### Problem to work on:
Quote every line as written. Omit pictures.

(Entries with figure data)
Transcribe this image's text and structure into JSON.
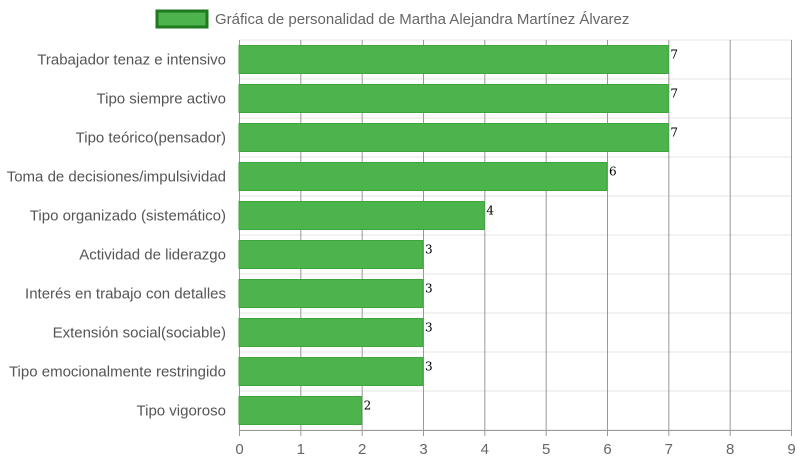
{
  "chart_data": {
    "type": "bar",
    "orientation": "horizontal",
    "title": "",
    "legend": {
      "position": "top",
      "entries": [
        "Gráfica de personalidad de Martha Alejandra Martínez Álvarez"
      ]
    },
    "categories": [
      "Trabajador tenaz e intensivo",
      "Tipo siempre activo",
      "Tipo teórico(pensador)",
      "Toma de decisiones/impulsividad",
      "Tipo organizado (sistemático)",
      "Actividad de liderazgo",
      "Interés en trabajo con detalles",
      "Extensión social(sociable)",
      "Tipo emocionalmente restringido",
      "Tipo vigoroso"
    ],
    "series": [
      {
        "name": "Gráfica de personalidad de Martha Alejandra Martínez Álvarez",
        "values": [
          7,
          7,
          7,
          6,
          4,
          3,
          3,
          3,
          3,
          2
        ]
      }
    ],
    "value_labels": [
      "7",
      "7",
      "7",
      "6",
      "4",
      "3",
      "3",
      "3",
      "3",
      "2"
    ],
    "x_ticks": [
      "0",
      "1",
      "2",
      "3",
      "4",
      "5",
      "6",
      "7",
      "8",
      "9"
    ],
    "xlim": [
      0,
      9
    ],
    "grid": true,
    "colors": {
      "bar_fill": "#4db34d",
      "bar_border": "#3ca63c",
      "legend_fill": "#4db34d",
      "legend_border": "#1f7a1f",
      "grid_vertical": "#999999",
      "grid_horizontal": "#e6e6e6"
    }
  }
}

### Output for this exercise:
Transcribe this image's text and structure into JSON.
{
  "chart_data": {
    "type": "bar",
    "orientation": "horizontal",
    "title": "",
    "legend": {
      "position": "top",
      "entries": [
        "Gráfica de personalidad de Martha Alejandra Martínez Álvarez"
      ]
    },
    "categories": [
      "Trabajador tenaz e intensivo",
      "Tipo siempre activo",
      "Tipo teórico(pensador)",
      "Toma de decisiones/impulsividad",
      "Tipo organizado (sistemático)",
      "Actividad de liderazgo",
      "Interés en trabajo con detalles",
      "Extensión social(sociable)",
      "Tipo emocionalmente restringido",
      "Tipo vigoroso"
    ],
    "series": [
      {
        "name": "Gráfica de personalidad de Martha Alejandra Martínez Álvarez",
        "values": [
          7,
          7,
          7,
          6,
          4,
          3,
          3,
          3,
          3,
          2
        ]
      }
    ],
    "value_labels": [
      "7",
      "7",
      "7",
      "6",
      "4",
      "3",
      "3",
      "3",
      "3",
      "2"
    ],
    "x_ticks": [
      "0",
      "1",
      "2",
      "3",
      "4",
      "5",
      "6",
      "7",
      "8",
      "9"
    ],
    "xlim": [
      0,
      9
    ],
    "grid": true,
    "colors": {
      "bar_fill": "#4db34d",
      "bar_border": "#3ca63c",
      "legend_fill": "#4db34d",
      "legend_border": "#1f7a1f",
      "grid_vertical": "#999999",
      "grid_horizontal": "#e6e6e6"
    }
  }
}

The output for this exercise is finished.